··· Records for this task ···

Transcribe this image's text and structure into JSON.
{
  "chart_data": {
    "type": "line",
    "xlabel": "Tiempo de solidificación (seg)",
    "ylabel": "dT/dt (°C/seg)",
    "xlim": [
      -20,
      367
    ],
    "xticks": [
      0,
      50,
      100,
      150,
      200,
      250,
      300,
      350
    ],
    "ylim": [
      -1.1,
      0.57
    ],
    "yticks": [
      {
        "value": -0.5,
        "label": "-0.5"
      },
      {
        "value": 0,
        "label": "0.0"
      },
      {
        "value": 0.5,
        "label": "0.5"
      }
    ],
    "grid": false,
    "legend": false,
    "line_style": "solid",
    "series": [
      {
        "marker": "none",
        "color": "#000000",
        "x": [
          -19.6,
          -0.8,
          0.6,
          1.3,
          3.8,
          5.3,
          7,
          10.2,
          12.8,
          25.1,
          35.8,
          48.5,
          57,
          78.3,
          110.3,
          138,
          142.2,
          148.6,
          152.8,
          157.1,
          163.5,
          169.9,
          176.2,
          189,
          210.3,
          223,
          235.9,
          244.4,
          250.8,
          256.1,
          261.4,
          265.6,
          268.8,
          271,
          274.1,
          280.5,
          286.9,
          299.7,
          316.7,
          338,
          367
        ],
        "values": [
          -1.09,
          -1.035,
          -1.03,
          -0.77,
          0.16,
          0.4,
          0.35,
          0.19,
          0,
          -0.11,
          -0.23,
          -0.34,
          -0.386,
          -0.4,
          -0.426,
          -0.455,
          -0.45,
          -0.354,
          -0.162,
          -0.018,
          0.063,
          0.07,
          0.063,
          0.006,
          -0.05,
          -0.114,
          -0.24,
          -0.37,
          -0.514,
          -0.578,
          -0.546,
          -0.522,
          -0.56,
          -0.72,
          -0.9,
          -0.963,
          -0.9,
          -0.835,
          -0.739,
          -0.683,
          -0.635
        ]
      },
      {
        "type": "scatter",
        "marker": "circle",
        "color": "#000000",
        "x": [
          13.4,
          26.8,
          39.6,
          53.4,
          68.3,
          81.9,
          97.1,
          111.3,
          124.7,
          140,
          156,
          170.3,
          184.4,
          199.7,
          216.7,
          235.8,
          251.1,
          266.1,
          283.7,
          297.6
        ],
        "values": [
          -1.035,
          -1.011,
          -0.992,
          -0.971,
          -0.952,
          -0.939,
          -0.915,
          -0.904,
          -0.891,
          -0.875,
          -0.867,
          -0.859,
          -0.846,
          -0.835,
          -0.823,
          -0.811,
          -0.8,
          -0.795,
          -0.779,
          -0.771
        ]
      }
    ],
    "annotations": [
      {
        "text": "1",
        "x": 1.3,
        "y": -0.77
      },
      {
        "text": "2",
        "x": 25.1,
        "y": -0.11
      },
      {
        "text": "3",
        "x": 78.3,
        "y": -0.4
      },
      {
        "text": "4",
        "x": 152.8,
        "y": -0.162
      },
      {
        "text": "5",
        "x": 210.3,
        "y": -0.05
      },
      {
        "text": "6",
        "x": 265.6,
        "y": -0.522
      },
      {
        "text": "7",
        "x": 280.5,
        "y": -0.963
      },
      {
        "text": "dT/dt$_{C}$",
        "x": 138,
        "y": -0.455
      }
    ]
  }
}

···

(Prompt) Establish how many lines of the records contain the string "text" and state that number without elaboration.

(Full response) 9